======== Source data
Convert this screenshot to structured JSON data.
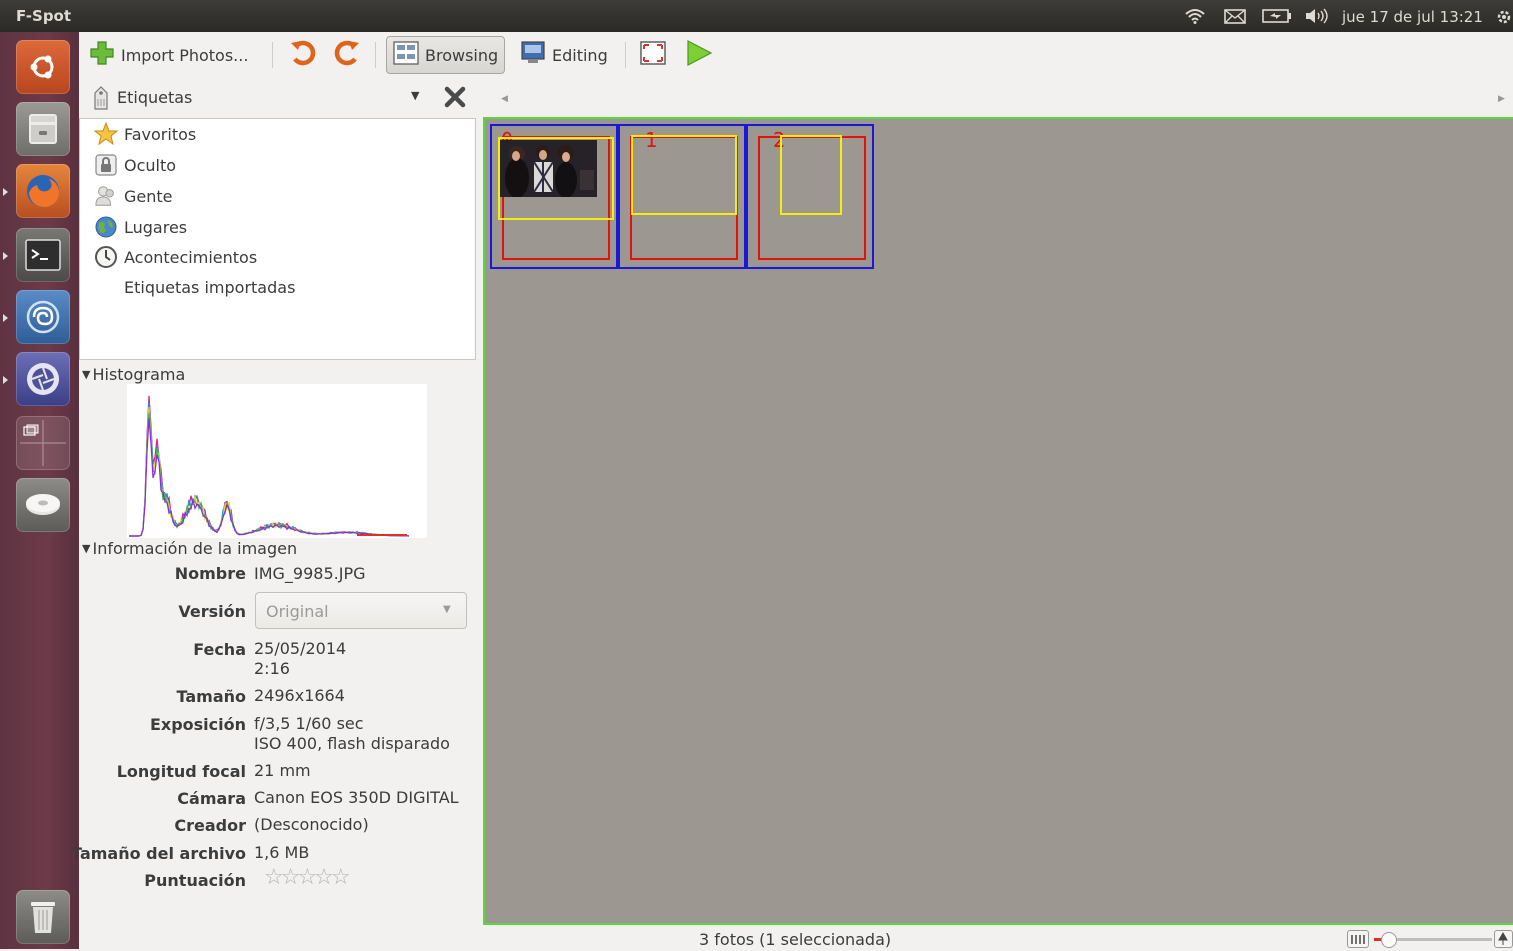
{
  "topbar": {
    "app_name": "F-Spot",
    "clock": "jue 17 de jul 13:21"
  },
  "launcher": {
    "items": [
      "ubuntu-home-icon",
      "file-cabinet-icon",
      "firefox-icon",
      "terminal-icon",
      "swirl-app-icon",
      "shutter-app-icon",
      "workspace-switcher-icon",
      "disk-drive-icon",
      "trash-icon"
    ]
  },
  "toolbar": {
    "import_label": "Import Photos...",
    "browsing_label": "Browsing",
    "editing_label": "Editing"
  },
  "tags": {
    "header_label": "Etiquetas",
    "items": [
      "Favoritos",
      "Oculto",
      "Gente",
      "Lugares",
      "Acontecimientos",
      "Etiquetas importadas"
    ]
  },
  "histogram": {
    "title": "Histograma"
  },
  "info": {
    "title": "Información de la imagen",
    "fields": [
      {
        "label": "Nombre",
        "value": "IMG_9985.JPG"
      },
      {
        "label": "Versión",
        "value": "Original"
      },
      {
        "label": "Fecha",
        "value": "25/05/2014",
        "value2": "2:16"
      },
      {
        "label": "Tamaño",
        "value": "2496x1664"
      },
      {
        "label": "Exposición",
        "value": "f/3,5 1/60 sec",
        "value2": "ISO 400, flash disparado"
      },
      {
        "label": "Longitud focal",
        "value": "21 mm"
      },
      {
        "label": "Cámara",
        "value": "Canon EOS 350D DIGITAL"
      },
      {
        "label": "Creador",
        "value": "(Desconocido)"
      },
      {
        "label": "Tamaño del archivo",
        "value": "1,6 MB"
      },
      {
        "label": "Puntuación",
        "value": "☆☆☆☆☆"
      }
    ]
  },
  "browse": {
    "cells": [
      "0",
      "1",
      "2"
    ]
  },
  "status": {
    "text": "3 fotos (1 seleccionada)"
  },
  "colors": {
    "selection_border": "#1a1ad6",
    "cell_index": "#e3120b",
    "yellow_box": "#f4ee0a",
    "browse_bg": "#9c9891",
    "focus_border": "#59d83a"
  }
}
================
--- Stated problem ---
Looking at the listing above, count the lines that contain "Tamaño" and give nothing but the number.

--- Exercise answer ---
2